--- BEGIN RECORD EXTRACTS ---

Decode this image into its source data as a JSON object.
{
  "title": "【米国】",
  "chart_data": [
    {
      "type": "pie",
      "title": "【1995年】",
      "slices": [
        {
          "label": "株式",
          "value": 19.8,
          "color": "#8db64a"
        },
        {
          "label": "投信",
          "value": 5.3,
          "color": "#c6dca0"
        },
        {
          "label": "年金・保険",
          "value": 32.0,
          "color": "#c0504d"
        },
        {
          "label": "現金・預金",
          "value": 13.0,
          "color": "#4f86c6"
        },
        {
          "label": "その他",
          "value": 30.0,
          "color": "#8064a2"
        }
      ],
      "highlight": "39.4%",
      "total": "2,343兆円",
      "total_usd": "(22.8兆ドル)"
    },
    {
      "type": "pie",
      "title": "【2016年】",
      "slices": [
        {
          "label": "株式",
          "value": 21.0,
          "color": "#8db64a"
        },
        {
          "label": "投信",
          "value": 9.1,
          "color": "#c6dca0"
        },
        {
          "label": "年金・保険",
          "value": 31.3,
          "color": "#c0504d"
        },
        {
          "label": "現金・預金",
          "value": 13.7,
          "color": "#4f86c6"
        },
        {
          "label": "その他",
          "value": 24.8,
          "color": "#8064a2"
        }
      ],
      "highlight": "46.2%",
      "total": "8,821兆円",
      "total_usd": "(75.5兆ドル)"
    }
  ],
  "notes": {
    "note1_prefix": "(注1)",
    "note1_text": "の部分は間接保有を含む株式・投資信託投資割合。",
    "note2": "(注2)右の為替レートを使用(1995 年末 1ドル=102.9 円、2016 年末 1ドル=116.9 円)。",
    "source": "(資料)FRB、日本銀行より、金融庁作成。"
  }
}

--- END RECORD EXTRACTS ---

WHAT THE TASK REQUIRES. Reproduce every line of the listing above in which the string "value" appears.

FINISHED TASK.
          "value": 19.8,
          "value": 5.3,
          "value": 32.0,
          "value": 13.0,
          "value": 30.0,
          "value": 21.0,
          "value": 9.1,
          "value": 31.3,
          "value": 13.7,
          "value": 24.8,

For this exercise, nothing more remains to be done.